◆ Request
Pull out every line from the listing that has the word "this".

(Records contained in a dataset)

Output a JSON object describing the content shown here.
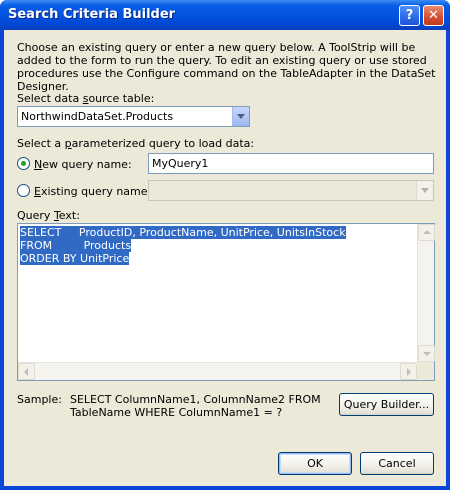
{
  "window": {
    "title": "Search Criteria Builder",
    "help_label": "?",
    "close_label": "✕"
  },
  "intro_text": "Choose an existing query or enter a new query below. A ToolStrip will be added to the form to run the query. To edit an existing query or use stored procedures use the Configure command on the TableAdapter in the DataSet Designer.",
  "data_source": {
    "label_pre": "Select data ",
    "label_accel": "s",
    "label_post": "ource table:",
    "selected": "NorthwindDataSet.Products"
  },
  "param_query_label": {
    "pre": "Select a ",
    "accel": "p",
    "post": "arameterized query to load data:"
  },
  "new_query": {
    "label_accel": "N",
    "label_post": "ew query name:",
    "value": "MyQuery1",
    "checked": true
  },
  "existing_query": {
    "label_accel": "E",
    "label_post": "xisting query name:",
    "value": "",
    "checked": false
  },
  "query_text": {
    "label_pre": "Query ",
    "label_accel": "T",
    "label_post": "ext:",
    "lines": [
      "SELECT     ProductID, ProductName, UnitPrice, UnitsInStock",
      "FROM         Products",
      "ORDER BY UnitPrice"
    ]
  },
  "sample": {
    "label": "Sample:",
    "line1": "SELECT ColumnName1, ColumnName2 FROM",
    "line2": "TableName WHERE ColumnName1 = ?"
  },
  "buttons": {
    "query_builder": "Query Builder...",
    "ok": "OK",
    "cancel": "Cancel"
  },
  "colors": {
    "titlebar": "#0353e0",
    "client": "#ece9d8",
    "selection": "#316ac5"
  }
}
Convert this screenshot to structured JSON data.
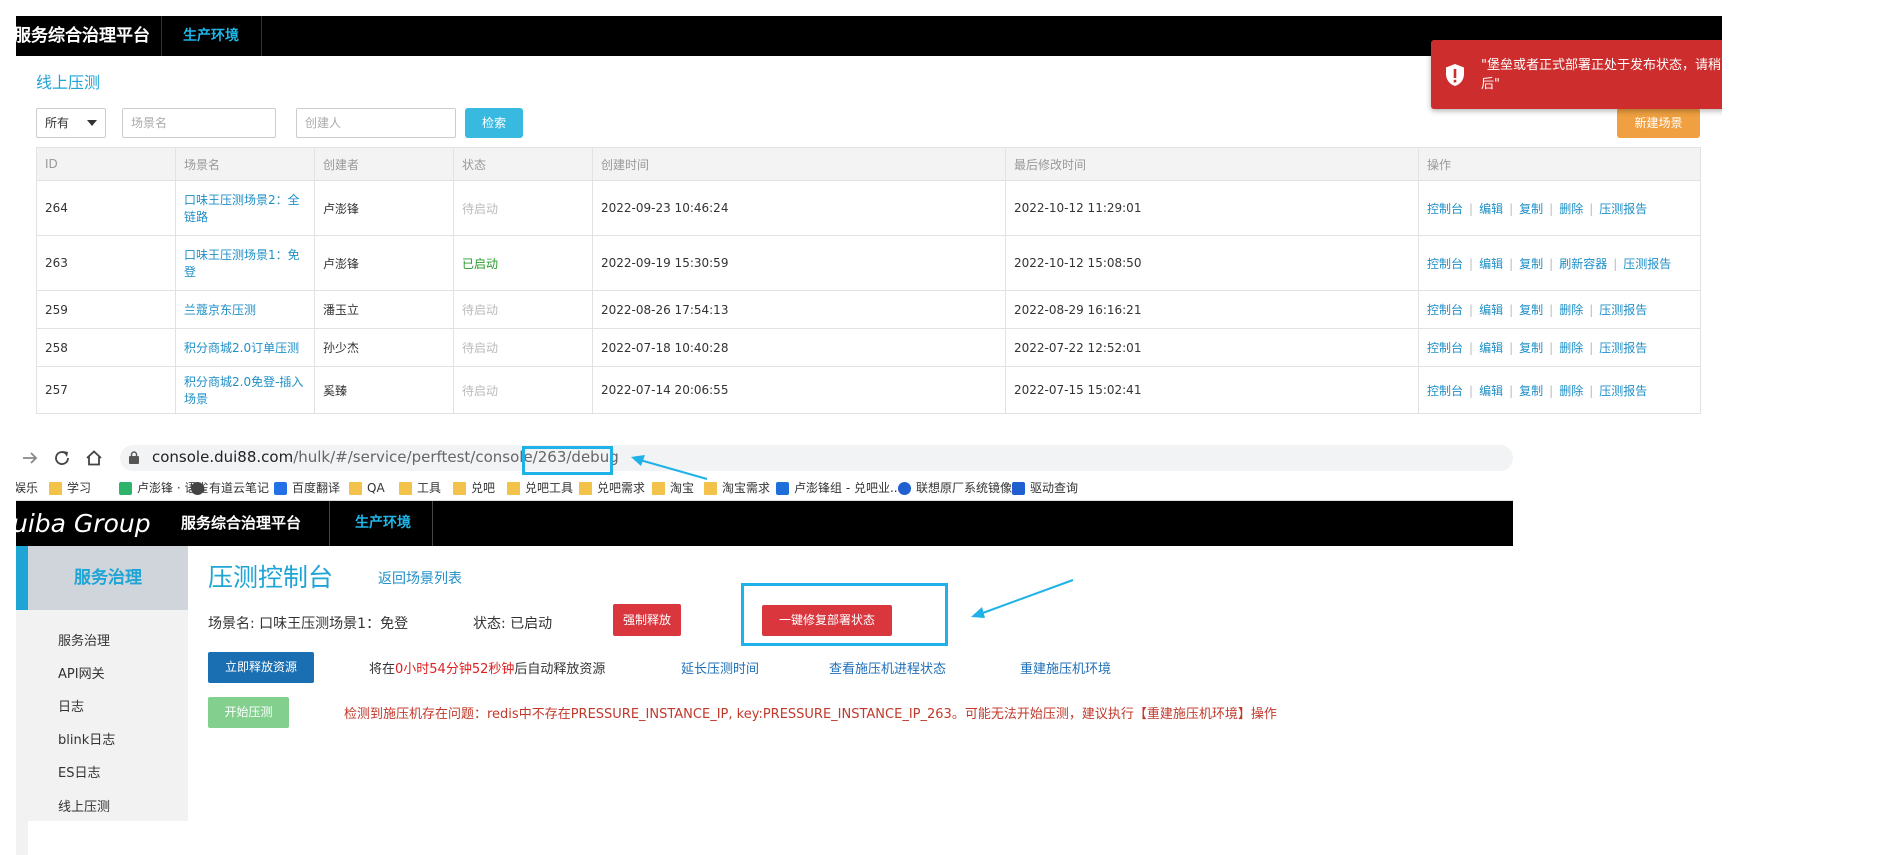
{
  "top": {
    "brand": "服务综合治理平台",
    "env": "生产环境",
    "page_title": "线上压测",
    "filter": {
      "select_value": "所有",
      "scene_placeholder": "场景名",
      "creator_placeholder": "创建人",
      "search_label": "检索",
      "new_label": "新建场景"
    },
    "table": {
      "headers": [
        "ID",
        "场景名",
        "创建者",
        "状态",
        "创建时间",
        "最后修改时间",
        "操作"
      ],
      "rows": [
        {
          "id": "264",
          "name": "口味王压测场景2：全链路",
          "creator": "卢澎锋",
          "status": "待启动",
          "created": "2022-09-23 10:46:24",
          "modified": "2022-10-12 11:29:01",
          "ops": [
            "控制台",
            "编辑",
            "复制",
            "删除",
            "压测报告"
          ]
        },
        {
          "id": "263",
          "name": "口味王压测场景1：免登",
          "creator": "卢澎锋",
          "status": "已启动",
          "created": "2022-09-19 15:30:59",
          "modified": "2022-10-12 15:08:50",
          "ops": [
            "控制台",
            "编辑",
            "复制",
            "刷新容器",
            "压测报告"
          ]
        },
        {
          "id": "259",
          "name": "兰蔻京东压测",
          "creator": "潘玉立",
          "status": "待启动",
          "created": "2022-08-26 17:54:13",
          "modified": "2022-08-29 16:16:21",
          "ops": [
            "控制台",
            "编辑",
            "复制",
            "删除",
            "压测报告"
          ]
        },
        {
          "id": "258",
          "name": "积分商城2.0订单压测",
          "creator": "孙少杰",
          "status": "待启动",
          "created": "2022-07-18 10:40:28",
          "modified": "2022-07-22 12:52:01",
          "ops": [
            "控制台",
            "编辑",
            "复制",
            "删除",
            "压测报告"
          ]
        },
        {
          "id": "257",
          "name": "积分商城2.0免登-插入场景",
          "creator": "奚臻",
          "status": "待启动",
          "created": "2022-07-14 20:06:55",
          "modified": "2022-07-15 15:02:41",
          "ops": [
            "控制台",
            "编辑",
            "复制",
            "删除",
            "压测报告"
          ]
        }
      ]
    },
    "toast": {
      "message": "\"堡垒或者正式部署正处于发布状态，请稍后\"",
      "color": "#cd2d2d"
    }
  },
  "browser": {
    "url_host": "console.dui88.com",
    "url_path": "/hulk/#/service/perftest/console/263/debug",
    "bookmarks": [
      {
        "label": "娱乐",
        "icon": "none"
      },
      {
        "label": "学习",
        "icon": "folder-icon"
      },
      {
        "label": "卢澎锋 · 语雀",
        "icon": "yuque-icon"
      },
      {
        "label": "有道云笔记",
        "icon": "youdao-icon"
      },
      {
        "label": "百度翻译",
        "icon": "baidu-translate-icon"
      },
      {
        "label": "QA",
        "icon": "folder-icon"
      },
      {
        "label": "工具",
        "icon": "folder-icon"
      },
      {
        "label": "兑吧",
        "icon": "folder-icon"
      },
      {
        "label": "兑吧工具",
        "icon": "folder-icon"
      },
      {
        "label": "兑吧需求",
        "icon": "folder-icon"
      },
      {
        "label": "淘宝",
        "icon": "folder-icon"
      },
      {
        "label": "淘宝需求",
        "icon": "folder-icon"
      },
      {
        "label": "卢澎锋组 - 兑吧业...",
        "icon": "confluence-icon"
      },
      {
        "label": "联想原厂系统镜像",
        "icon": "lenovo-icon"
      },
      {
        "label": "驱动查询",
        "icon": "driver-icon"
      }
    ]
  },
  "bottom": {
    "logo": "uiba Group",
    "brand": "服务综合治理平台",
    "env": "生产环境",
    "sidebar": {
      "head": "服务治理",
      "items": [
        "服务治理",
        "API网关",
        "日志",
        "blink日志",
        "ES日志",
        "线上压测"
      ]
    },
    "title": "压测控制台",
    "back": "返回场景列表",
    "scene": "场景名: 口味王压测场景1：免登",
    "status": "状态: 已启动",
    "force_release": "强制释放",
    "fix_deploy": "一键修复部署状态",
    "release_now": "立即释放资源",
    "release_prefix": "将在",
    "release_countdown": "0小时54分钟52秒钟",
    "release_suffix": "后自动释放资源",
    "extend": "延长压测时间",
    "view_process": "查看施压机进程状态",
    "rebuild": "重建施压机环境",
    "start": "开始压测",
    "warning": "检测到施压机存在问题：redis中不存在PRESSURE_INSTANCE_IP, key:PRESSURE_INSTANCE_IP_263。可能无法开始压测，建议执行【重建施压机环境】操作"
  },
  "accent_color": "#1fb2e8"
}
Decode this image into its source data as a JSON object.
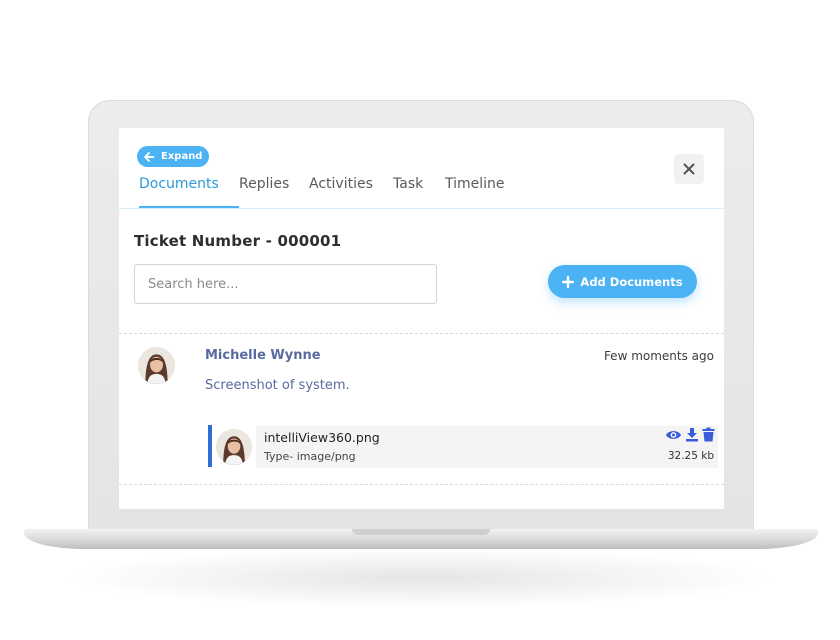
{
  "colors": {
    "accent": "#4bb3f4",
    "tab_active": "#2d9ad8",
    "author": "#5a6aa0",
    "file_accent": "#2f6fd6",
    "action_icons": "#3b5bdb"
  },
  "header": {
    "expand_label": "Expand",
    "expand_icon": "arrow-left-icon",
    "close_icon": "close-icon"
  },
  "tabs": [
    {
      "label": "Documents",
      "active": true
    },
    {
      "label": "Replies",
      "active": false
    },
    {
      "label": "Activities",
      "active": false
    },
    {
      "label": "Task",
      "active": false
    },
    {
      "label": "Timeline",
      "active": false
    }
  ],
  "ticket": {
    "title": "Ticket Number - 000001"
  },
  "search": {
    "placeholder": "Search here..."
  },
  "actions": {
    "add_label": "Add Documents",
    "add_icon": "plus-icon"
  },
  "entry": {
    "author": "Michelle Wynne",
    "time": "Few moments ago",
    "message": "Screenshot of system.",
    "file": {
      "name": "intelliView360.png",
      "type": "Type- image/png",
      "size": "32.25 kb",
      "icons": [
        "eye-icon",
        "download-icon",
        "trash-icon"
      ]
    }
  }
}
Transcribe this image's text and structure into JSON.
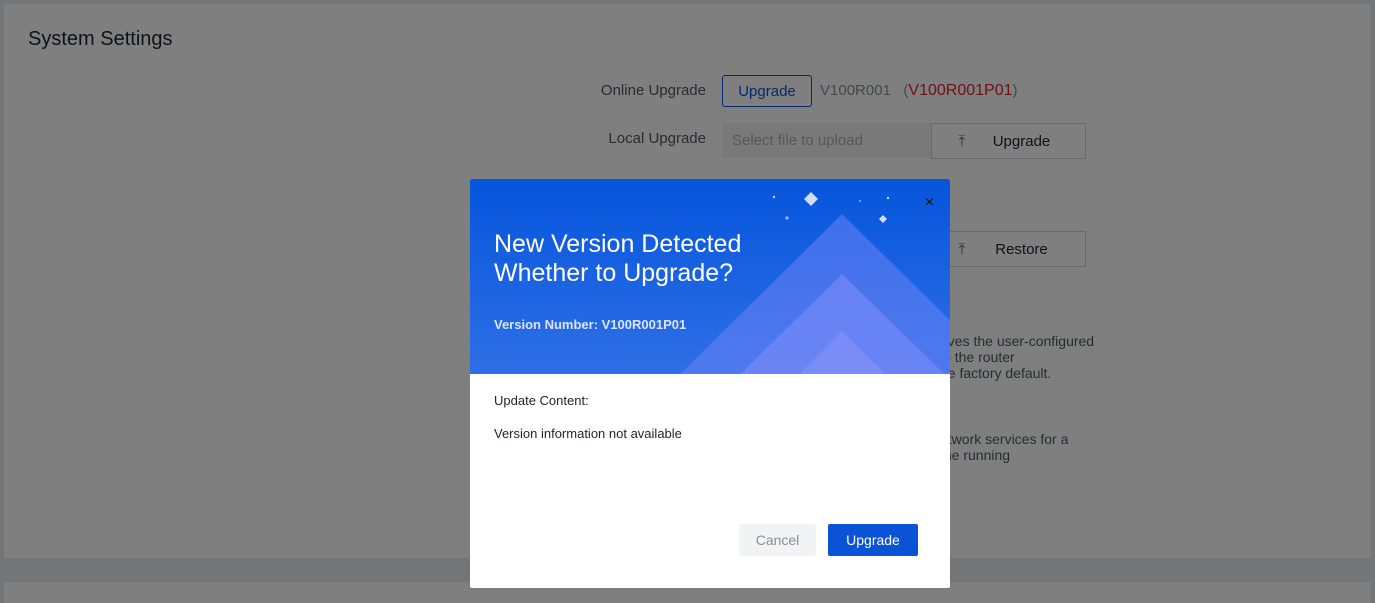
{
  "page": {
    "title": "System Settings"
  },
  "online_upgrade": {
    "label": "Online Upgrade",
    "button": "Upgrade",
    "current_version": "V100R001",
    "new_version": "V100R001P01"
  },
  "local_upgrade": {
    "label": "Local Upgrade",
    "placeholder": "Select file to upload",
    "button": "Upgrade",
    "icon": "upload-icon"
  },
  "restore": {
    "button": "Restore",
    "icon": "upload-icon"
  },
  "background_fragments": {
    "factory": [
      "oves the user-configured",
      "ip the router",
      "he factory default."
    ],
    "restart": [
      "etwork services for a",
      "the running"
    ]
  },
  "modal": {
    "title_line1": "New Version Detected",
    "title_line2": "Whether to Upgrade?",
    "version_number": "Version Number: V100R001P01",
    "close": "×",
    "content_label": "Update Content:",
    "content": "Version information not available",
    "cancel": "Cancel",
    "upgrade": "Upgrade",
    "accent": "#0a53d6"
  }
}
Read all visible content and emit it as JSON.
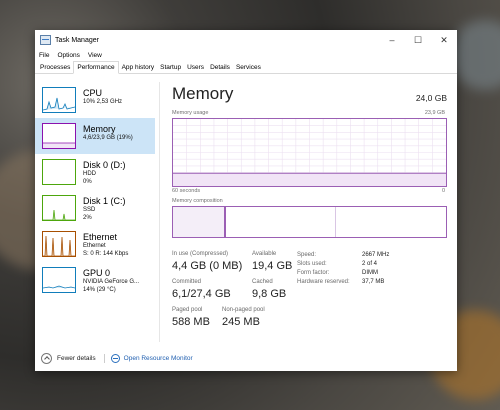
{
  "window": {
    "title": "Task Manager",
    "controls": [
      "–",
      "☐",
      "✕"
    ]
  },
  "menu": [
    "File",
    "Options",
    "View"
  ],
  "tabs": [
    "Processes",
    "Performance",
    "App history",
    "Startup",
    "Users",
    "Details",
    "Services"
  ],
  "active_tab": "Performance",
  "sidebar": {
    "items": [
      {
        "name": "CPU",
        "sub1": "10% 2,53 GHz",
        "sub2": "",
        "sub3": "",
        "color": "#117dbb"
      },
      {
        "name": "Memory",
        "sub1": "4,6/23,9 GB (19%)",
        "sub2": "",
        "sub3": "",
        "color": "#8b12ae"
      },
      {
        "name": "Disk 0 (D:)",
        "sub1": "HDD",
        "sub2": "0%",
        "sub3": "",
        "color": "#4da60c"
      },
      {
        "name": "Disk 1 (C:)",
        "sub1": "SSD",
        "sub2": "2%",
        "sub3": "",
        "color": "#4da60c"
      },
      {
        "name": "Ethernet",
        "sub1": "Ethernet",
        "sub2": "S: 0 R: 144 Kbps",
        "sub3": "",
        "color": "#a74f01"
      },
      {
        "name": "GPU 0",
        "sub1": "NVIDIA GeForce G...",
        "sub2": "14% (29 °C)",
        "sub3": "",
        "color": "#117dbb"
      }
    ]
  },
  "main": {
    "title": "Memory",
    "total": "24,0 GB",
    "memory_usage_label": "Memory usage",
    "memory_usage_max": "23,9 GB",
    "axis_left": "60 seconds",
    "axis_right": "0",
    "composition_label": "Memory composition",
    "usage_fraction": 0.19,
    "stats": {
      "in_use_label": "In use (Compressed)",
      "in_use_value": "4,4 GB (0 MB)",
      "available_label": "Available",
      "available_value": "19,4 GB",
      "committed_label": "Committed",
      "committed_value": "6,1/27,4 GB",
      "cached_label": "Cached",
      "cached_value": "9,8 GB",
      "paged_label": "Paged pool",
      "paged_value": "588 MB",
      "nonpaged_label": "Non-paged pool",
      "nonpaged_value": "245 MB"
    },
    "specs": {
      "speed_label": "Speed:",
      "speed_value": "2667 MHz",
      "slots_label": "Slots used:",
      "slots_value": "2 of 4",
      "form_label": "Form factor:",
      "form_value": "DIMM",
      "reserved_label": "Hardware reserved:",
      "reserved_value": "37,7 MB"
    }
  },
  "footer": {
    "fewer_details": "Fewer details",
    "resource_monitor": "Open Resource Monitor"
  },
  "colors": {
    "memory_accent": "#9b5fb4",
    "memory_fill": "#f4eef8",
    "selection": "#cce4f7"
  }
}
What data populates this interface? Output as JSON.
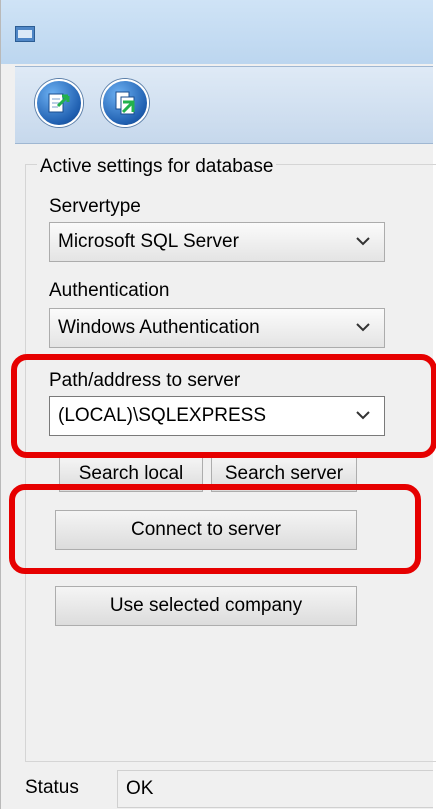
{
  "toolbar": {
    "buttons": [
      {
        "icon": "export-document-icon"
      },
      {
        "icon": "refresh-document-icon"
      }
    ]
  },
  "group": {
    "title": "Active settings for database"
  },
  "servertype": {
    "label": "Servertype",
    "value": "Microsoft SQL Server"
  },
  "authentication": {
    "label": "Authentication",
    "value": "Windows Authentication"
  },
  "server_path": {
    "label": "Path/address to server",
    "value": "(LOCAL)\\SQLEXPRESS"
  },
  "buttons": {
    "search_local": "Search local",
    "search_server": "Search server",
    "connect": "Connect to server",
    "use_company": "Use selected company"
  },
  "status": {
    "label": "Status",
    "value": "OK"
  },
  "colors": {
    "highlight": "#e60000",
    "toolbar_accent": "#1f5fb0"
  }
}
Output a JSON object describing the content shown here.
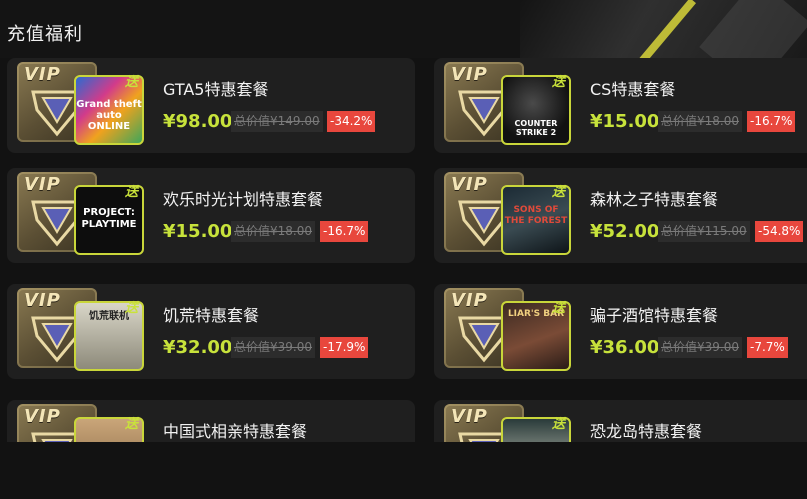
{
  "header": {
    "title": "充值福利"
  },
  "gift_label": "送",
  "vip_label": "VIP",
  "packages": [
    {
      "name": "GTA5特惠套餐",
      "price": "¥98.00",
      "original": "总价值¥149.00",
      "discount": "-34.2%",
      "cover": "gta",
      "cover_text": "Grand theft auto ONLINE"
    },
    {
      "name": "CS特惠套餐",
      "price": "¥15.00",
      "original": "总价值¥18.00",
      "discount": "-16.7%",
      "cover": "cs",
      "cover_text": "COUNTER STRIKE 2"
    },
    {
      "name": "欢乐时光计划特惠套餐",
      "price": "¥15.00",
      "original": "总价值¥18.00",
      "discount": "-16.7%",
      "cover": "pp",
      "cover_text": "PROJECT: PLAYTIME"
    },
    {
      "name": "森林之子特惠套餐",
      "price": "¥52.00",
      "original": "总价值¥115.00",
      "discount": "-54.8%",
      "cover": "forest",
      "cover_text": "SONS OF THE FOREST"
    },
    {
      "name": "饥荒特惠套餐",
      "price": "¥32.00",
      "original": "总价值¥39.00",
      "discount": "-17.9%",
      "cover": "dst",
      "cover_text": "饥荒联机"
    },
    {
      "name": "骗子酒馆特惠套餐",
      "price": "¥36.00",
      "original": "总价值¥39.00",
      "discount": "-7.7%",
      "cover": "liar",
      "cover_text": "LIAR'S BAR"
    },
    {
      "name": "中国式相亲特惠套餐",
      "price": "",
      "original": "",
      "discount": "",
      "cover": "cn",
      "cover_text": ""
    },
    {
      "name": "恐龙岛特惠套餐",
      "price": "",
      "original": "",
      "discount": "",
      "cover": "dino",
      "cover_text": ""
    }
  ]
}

◆ Exercise result
Convert this screenshot to structured JSON data.
Decode this image into its source data as a JSON object.
Transcribe this image's text and structure into JSON.
What data populates this interface? Output as JSON.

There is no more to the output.